• **Request**: All of the material should be reproduced exactly, with pictures left out.

• **Record list**:

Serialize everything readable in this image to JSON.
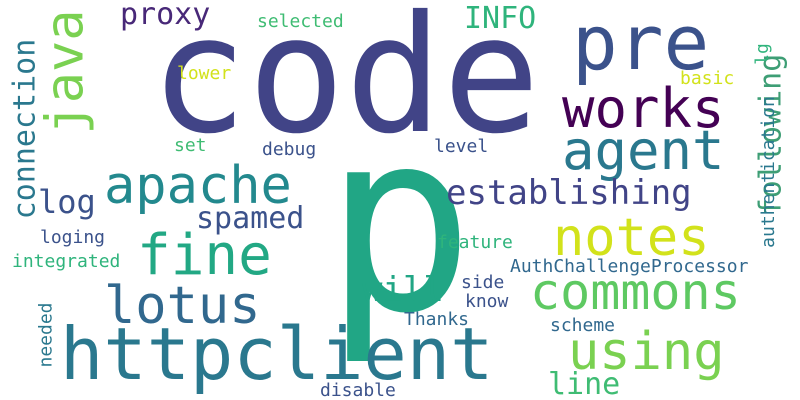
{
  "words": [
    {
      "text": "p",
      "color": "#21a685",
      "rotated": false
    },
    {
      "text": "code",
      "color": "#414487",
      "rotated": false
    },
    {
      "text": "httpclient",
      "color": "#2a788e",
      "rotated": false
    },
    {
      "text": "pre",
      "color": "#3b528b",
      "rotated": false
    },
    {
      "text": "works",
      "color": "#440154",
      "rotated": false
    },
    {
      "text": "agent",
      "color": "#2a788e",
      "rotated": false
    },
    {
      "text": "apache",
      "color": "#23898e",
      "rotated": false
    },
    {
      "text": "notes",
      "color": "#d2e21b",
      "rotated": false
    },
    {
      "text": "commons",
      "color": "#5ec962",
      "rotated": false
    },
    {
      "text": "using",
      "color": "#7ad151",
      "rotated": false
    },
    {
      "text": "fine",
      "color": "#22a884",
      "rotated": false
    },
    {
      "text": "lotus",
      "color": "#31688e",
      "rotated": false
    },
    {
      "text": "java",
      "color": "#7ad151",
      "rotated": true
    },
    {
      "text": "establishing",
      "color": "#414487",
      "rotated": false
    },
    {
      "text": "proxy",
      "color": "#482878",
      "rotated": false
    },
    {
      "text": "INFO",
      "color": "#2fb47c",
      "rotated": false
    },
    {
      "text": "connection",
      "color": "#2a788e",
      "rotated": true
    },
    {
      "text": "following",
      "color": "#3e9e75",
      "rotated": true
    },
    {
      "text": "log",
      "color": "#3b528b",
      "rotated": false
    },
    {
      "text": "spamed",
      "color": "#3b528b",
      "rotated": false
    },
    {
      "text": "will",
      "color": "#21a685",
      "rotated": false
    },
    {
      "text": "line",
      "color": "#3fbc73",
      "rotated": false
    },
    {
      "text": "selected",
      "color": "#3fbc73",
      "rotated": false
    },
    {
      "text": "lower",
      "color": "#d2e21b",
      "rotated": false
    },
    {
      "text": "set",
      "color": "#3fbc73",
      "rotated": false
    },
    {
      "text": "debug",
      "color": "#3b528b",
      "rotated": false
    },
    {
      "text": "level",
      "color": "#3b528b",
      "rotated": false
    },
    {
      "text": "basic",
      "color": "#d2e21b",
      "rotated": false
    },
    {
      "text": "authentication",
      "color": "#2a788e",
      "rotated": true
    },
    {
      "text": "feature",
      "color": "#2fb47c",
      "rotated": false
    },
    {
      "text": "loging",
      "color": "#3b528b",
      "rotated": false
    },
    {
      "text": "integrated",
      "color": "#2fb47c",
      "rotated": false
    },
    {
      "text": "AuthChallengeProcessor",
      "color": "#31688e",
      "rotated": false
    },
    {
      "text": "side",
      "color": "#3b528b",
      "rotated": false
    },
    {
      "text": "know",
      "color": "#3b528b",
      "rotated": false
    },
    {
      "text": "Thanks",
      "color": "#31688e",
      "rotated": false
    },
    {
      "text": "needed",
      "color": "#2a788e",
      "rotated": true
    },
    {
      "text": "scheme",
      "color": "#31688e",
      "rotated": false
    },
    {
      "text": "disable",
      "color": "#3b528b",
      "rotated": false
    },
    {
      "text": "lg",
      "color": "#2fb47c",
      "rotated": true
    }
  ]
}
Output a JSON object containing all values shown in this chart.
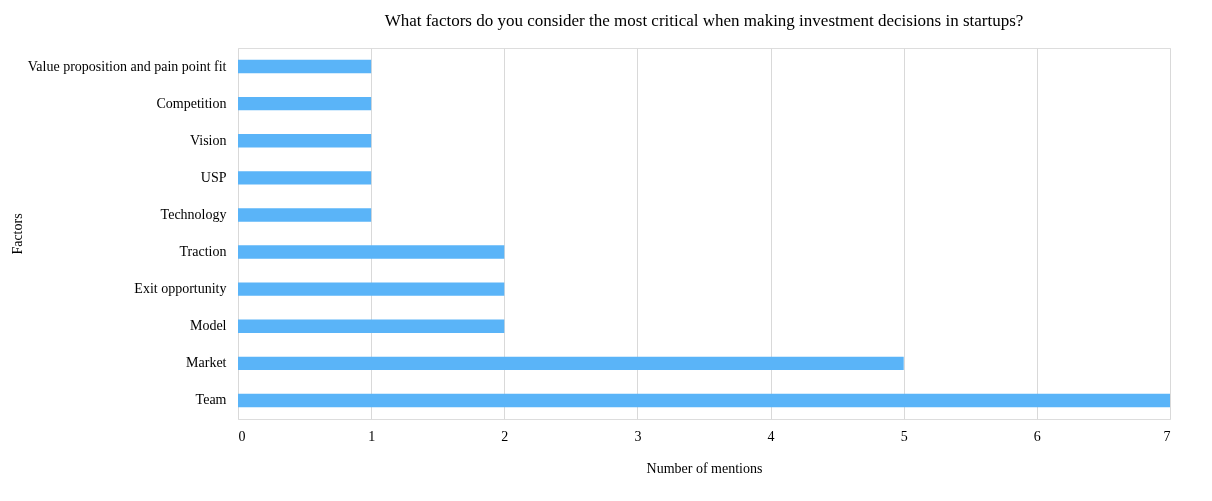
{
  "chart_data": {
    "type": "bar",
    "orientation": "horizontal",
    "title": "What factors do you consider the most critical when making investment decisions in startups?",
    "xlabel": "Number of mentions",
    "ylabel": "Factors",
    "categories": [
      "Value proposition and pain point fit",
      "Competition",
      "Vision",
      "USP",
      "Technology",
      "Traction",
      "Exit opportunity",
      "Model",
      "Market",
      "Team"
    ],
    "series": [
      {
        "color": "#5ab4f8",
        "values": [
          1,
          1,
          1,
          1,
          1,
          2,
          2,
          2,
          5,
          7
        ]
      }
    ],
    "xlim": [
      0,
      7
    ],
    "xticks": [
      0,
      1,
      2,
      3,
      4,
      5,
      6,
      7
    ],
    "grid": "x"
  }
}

• **Output of the exercise**:
Serialize everything readable in this image to JSON.
{
  "words": [
    {
      "text": "p",
      "color": "#21a685",
      "rotated": false
    },
    {
      "text": "code",
      "color": "#414487",
      "rotated": false
    },
    {
      "text": "httpclient",
      "color": "#2a788e",
      "rotated": false
    },
    {
      "text": "pre",
      "color": "#3b528b",
      "rotated": false
    },
    {
      "text": "works",
      "color": "#440154",
      "rotated": false
    },
    {
      "text": "agent",
      "color": "#2a788e",
      "rotated": false
    },
    {
      "text": "apache",
      "color": "#23898e",
      "rotated": false
    },
    {
      "text": "notes",
      "color": "#d2e21b",
      "rotated": false
    },
    {
      "text": "commons",
      "color": "#5ec962",
      "rotated": false
    },
    {
      "text": "using",
      "color": "#7ad151",
      "rotated": false
    },
    {
      "text": "fine",
      "color": "#22a884",
      "rotated": false
    },
    {
      "text": "lotus",
      "color": "#31688e",
      "rotated": false
    },
    {
      "text": "java",
      "color": "#7ad151",
      "rotated": true
    },
    {
      "text": "establishing",
      "color": "#414487",
      "rotated": false
    },
    {
      "text": "proxy",
      "color": "#482878",
      "rotated": false
    },
    {
      "text": "INFO",
      "color": "#2fb47c",
      "rotated": false
    },
    {
      "text": "connection",
      "color": "#2a788e",
      "rotated": true
    },
    {
      "text": "following",
      "color": "#3e9e75",
      "rotated": true
    },
    {
      "text": "log",
      "color": "#3b528b",
      "rotated": false
    },
    {
      "text": "spamed",
      "color": "#3b528b",
      "rotated": false
    },
    {
      "text": "will",
      "color": "#21a685",
      "rotated": false
    },
    {
      "text": "line",
      "color": "#3fbc73",
      "rotated": false
    },
    {
      "text": "selected",
      "color": "#3fbc73",
      "rotated": false
    },
    {
      "text": "lower",
      "color": "#d2e21b",
      "rotated": false
    },
    {
      "text": "set",
      "color": "#3fbc73",
      "rotated": false
    },
    {
      "text": "debug",
      "color": "#3b528b",
      "rotated": false
    },
    {
      "text": "level",
      "color": "#3b528b",
      "rotated": false
    },
    {
      "text": "basic",
      "color": "#d2e21b",
      "rotated": false
    },
    {
      "text": "authentication",
      "color": "#2a788e",
      "rotated": true
    },
    {
      "text": "feature",
      "color": "#2fb47c",
      "rotated": false
    },
    {
      "text": "loging",
      "color": "#3b528b",
      "rotated": false
    },
    {
      "text": "integrated",
      "color": "#2fb47c",
      "rotated": false
    },
    {
      "text": "AuthChallengeProcessor",
      "color": "#31688e",
      "rotated": false
    },
    {
      "text": "side",
      "color": "#3b528b",
      "rotated": false
    },
    {
      "text": "know",
      "color": "#3b528b",
      "rotated": false
    },
    {
      "text": "Thanks",
      "color": "#31688e",
      "rotated": false
    },
    {
      "text": "needed",
      "color": "#2a788e",
      "rotated": true
    },
    {
      "text": "scheme",
      "color": "#31688e",
      "rotated": false
    },
    {
      "text": "disable",
      "color": "#3b528b",
      "rotated": false
    },
    {
      "text": "lg",
      "color": "#2fb47c",
      "rotated": true
    }
  ]
}
Output a JSON object containing all values shown in this chart.
{
  "chart_data": {
    "type": "bar",
    "orientation": "horizontal",
    "title": "What factors do you consider the most critical when making investment decisions in startups?",
    "xlabel": "Number of mentions",
    "ylabel": "Factors",
    "categories": [
      "Value proposition and pain point fit",
      "Competition",
      "Vision",
      "USP",
      "Technology",
      "Traction",
      "Exit opportunity",
      "Model",
      "Market",
      "Team"
    ],
    "series": [
      {
        "color": "#5ab4f8",
        "values": [
          1,
          1,
          1,
          1,
          1,
          2,
          2,
          2,
          5,
          7
        ]
      }
    ],
    "xlim": [
      0,
      7
    ],
    "xticks": [
      0,
      1,
      2,
      3,
      4,
      5,
      6,
      7
    ],
    "grid": "x"
  }
}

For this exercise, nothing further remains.